**Arbeitsauftrag:** Gib den Abschnitt des Artikels über den neuen Namen der Hachinger Volleyballer von "- Unterhaching - Auf" bis "der TSV-Sporthalle entfernt." einschließlich wieder und ändere darin "Senf-Herstellers" zu "Lebensmittelherstellers".

**Zitierter Abschnitt:**

1. Startseite
  2. Sport
  3. Mehr Sport

Hachings Volleyballer unter neuem Namen

Erstellt: Aktualisiert:

Kommentare

- Unterhaching - Auf den Pfaden erfolgreicher Liga-Konkurrenten wandeln Unterhachings Volleyballer bei der Erschließung neuer Geldquellen: So wie Vize-Meister evivo Düren und die binnen zwei Jahren vom Zweitligisten zum Europacup-Teilnehmer aufgestiegene SG uniVersa Eltmann hat nun auch der Münchner Vorort-Klub einen Namenssponsor gefunden.

Statt unter TSV firmiert das Männer-Bundesliga-Team ab der neuen Saison (Start am 17. September) unter Develey Unterhaching. Eine nahe liegende Zusammenarbeit im wörtlichen Sinne, denn die Zentrale des Senf-Herstellers befindet sich gerade mal einen Steinwurf von der TSV-Sporthalle entfernt.

**Zu prüfende Daten:**
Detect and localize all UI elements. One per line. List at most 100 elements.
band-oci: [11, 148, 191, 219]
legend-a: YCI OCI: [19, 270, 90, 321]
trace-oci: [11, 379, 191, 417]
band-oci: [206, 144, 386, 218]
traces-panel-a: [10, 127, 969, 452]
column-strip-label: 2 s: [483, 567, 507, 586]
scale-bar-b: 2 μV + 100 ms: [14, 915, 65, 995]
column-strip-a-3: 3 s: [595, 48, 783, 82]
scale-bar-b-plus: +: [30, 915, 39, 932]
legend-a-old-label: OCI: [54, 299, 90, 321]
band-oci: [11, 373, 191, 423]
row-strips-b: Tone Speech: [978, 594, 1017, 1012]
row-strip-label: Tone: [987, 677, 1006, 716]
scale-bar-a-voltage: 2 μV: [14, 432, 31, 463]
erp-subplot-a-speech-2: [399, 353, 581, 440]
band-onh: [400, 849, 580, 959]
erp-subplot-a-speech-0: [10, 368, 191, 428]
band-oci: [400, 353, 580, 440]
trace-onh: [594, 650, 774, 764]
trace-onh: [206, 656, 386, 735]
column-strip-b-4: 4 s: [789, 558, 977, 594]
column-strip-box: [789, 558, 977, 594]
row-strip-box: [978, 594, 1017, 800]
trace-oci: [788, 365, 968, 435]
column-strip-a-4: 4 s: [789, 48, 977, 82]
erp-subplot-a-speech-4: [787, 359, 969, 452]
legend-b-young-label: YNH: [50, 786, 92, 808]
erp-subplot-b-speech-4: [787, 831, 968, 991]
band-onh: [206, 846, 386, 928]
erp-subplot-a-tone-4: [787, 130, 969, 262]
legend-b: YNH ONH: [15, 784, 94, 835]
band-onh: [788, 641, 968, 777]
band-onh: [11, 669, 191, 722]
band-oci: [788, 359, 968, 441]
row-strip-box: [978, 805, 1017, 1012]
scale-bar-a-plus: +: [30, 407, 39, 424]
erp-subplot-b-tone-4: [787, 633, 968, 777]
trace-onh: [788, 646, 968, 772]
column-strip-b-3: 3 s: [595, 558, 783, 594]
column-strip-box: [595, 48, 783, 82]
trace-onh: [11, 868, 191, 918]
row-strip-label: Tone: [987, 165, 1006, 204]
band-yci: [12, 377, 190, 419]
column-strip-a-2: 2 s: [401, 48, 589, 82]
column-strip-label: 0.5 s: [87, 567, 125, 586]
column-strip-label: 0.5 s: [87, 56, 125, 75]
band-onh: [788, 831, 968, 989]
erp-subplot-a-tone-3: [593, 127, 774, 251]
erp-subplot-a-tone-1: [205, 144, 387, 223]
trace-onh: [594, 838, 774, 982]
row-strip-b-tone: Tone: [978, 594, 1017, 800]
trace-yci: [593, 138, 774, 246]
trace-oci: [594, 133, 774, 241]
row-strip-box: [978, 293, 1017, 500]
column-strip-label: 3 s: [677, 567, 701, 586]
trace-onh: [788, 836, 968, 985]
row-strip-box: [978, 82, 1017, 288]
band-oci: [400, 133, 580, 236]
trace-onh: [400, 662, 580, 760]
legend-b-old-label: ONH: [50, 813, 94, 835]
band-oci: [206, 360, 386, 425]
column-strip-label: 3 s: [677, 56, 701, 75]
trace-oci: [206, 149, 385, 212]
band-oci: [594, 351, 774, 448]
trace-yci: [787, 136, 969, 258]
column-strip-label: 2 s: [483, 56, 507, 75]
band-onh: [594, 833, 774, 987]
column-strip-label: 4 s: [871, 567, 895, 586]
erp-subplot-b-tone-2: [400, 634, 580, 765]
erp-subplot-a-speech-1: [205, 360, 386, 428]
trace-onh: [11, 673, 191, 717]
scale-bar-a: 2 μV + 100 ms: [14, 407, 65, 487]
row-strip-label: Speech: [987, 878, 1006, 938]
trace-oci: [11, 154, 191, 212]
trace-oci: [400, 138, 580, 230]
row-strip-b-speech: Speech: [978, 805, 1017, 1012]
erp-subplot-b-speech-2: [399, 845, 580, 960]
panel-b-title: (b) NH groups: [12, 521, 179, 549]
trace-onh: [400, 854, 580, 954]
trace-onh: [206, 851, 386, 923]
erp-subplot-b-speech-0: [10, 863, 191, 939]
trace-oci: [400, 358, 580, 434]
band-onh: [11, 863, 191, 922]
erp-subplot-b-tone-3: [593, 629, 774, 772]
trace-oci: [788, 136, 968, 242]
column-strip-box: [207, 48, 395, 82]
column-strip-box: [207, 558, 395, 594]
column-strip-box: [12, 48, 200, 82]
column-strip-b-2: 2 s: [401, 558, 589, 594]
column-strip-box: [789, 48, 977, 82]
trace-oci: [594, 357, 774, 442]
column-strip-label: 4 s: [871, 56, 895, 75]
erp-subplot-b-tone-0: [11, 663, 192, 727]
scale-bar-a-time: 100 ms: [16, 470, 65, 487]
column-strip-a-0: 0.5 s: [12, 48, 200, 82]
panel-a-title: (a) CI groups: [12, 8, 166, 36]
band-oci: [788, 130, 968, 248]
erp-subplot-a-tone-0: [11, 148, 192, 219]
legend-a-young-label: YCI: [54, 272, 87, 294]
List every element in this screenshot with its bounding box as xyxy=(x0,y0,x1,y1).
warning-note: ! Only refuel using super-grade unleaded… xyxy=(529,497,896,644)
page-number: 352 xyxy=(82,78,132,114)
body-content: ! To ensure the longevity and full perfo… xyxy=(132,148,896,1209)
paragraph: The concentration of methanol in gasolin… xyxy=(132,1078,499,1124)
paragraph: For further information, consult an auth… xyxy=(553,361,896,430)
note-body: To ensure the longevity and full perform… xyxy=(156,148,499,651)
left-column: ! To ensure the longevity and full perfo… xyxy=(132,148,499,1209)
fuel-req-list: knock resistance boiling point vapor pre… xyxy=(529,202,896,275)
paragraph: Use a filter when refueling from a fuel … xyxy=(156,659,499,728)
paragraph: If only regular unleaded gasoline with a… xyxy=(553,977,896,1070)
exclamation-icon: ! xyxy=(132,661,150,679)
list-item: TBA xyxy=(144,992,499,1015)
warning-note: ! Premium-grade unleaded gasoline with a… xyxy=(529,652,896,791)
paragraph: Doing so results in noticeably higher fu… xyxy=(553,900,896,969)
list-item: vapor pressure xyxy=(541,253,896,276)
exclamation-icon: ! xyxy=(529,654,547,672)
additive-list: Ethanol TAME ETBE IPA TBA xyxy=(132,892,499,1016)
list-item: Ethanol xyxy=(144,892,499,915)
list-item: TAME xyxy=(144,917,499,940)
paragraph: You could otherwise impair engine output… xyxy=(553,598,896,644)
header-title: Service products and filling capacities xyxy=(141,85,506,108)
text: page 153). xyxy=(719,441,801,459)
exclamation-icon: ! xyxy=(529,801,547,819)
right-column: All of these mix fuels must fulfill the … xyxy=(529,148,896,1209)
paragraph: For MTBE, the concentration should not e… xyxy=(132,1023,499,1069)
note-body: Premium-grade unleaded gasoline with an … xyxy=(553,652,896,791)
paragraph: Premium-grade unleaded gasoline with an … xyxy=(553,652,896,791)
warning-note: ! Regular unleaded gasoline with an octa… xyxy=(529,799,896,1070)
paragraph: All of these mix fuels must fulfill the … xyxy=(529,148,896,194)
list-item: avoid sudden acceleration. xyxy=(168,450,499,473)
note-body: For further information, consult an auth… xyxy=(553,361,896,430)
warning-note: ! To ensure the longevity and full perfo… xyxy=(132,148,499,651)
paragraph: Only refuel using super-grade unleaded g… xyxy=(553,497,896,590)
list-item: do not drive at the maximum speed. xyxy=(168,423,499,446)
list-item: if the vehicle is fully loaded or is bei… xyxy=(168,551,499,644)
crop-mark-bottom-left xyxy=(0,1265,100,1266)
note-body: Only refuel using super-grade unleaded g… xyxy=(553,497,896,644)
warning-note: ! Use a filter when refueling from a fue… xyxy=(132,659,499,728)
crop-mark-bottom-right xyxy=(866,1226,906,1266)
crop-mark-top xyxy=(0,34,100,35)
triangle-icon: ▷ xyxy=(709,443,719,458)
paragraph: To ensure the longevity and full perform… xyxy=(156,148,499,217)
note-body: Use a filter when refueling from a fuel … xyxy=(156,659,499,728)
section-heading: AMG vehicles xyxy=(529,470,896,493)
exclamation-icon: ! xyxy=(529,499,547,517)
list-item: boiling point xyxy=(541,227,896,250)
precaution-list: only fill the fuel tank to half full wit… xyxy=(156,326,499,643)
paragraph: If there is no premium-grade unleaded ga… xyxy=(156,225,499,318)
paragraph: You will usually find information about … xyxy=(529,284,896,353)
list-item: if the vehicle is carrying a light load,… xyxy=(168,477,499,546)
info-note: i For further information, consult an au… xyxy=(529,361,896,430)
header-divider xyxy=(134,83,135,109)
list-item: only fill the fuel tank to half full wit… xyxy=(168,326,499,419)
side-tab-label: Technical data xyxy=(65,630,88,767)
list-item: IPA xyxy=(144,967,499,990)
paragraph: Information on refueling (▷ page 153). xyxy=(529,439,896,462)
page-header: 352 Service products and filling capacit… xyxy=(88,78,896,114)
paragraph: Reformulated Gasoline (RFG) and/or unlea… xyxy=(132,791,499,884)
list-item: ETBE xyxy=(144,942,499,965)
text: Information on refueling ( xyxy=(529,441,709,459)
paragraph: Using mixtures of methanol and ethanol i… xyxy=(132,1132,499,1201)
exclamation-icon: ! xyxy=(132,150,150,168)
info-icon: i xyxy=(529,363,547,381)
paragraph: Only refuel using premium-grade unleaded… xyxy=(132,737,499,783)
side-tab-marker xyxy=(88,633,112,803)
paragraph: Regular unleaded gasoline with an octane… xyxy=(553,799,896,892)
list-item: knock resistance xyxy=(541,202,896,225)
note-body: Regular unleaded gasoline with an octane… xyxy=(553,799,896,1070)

**Ergebnis:**
- Unterhaching - Auf den Pfaden erfolgreicher Liga-Konkurrenten wandeln Unterhachings Volleyballer bei der Erschließung neuer Geldquellen: So wie Vize-Meister evivo Düren und die binnen zwei Jahren vom Zweitligisten zum Europacup-Teilnehmer aufgestiegene SG uniVersa Eltmann hat nun auch der Münchner Vorort-Klub einen Namenssponsor gefunden.

Statt unter TSV firmiert das Männer-Bundesliga-Team ab der neuen Saison (Start am 17. September) unter Develey Unterhaching. Eine nahe liegende Zusammenarbeit im wörtlichen Sinne, denn die Zentrale des Lebensmittelherstellers befindet sich gerade mal einen Steinwurf von der TSV-Sporthalle entfernt.